▸ Input for this task

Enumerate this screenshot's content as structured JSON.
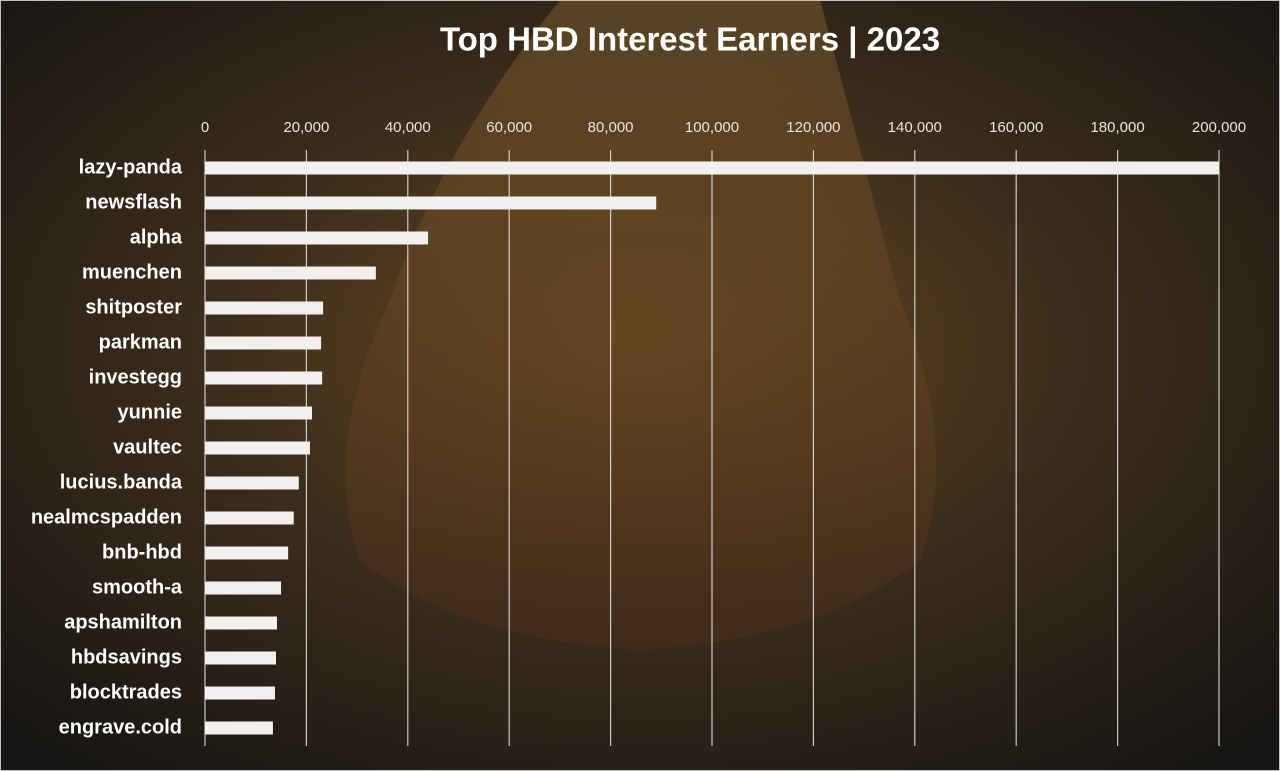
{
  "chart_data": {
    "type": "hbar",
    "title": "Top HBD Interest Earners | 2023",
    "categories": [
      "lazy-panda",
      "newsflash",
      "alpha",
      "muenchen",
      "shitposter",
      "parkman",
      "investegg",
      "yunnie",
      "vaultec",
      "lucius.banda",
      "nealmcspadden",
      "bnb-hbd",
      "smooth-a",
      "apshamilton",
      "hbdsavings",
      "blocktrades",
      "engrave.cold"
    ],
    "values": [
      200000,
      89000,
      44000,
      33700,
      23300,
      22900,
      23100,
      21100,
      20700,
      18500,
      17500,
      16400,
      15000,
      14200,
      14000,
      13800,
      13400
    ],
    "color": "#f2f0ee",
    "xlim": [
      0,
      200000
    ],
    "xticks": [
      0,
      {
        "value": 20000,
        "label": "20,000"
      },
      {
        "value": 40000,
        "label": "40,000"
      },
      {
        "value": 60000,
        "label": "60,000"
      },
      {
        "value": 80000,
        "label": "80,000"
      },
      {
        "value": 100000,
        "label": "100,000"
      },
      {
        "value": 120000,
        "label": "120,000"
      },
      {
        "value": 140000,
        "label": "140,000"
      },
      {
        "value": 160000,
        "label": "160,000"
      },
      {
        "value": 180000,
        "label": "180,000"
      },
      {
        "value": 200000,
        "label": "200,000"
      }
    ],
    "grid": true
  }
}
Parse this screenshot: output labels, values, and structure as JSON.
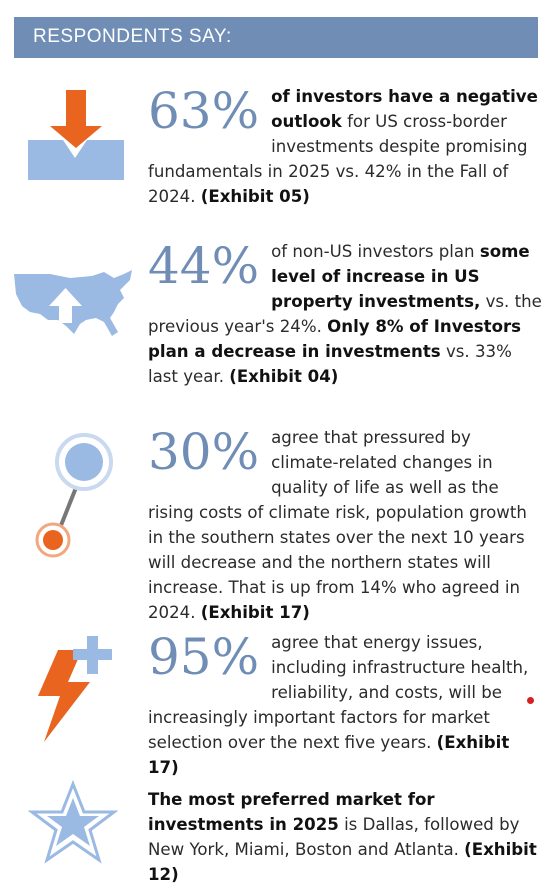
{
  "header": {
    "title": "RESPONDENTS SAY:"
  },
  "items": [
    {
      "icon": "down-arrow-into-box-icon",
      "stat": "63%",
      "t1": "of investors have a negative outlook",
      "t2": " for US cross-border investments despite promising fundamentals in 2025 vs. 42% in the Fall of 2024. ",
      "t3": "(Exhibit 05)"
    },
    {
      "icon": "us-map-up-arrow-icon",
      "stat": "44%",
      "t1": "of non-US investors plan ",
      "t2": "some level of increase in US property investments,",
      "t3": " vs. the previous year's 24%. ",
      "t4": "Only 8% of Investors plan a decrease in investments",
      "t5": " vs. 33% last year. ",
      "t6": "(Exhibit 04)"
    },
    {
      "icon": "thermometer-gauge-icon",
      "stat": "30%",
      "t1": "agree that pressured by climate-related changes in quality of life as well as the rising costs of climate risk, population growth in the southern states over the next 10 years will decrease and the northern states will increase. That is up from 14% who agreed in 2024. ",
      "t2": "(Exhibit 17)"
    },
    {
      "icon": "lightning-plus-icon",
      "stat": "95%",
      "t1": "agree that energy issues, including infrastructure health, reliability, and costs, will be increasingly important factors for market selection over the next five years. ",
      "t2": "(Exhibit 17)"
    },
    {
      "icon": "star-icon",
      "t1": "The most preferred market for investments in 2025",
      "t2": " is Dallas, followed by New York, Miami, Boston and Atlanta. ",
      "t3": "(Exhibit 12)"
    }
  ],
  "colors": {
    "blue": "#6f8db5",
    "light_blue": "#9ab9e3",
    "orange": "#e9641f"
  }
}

▸ Task requirements
Generate a word-for-word copy of the preceding records, excluding all pictures.

▸ Output for this exercise
Enumerate this screenshot's content as structured JSON.
{
  "chart_data": {
    "type": "hbar",
    "title": "Top HBD Interest Earners | 2023",
    "categories": [
      "lazy-panda",
      "newsflash",
      "alpha",
      "muenchen",
      "shitposter",
      "parkman",
      "investegg",
      "yunnie",
      "vaultec",
      "lucius.banda",
      "nealmcspadden",
      "bnb-hbd",
      "smooth-a",
      "apshamilton",
      "hbdsavings",
      "blocktrades",
      "engrave.cold"
    ],
    "values": [
      200000,
      89000,
      44000,
      33700,
      23300,
      22900,
      23100,
      21100,
      20700,
      18500,
      17500,
      16400,
      15000,
      14200,
      14000,
      13800,
      13400
    ],
    "color": "#f2f0ee",
    "xlim": [
      0,
      200000
    ],
    "xticks": [
      0,
      {
        "value": 20000,
        "label": "20,000"
      },
      {
        "value": 40000,
        "label": "40,000"
      },
      {
        "value": 60000,
        "label": "60,000"
      },
      {
        "value": 80000,
        "label": "80,000"
      },
      {
        "value": 100000,
        "label": "100,000"
      },
      {
        "value": 120000,
        "label": "120,000"
      },
      {
        "value": 140000,
        "label": "140,000"
      },
      {
        "value": 160000,
        "label": "160,000"
      },
      {
        "value": 180000,
        "label": "180,000"
      },
      {
        "value": 200000,
        "label": "200,000"
      }
    ],
    "grid": true
  }
}
Parse this screenshot: output labels, values, and structure as JSON.
{
  "header": {
    "title": "RESPONDENTS SAY:"
  },
  "items": [
    {
      "icon": "down-arrow-into-box-icon",
      "stat": "63%",
      "t1": "of investors have a negative outlook",
      "t2": " for US cross-border investments despite promising fundamentals in 2025 vs. 42% in the Fall of 2024. ",
      "t3": "(Exhibit 05)"
    },
    {
      "icon": "us-map-up-arrow-icon",
      "stat": "44%",
      "t1": "of non-US investors plan ",
      "t2": "some level of increase in US property investments,",
      "t3": " vs. the previous year's 24%. ",
      "t4": "Only 8% of Investors plan a decrease in investments",
      "t5": " vs. 33% last year. ",
      "t6": "(Exhibit 04)"
    },
    {
      "icon": "thermometer-gauge-icon",
      "stat": "30%",
      "t1": "agree that pressured by climate-related changes in quality of life as well as the rising costs of climate risk, population growth in the southern states over the next 10 years will decrease and the northern states will increase. That is up from 14% who agreed in 2024. ",
      "t2": "(Exhibit 17)"
    },
    {
      "icon": "lightning-plus-icon",
      "stat": "95%",
      "t1": "agree that energy issues, including infrastructure health, reliability, and costs, will be increasingly important factors for market selection over the next five years. ",
      "t2": "(Exhibit 17)"
    },
    {
      "icon": "star-icon",
      "t1": "The most preferred market for investments in 2025",
      "t2": " is Dallas, followed by New York, Miami, Boston and Atlanta. ",
      "t3": "(Exhibit 12)"
    }
  ],
  "colors": {
    "blue": "#6f8db5",
    "light_blue": "#9ab9e3",
    "orange": "#e9641f"
  }
}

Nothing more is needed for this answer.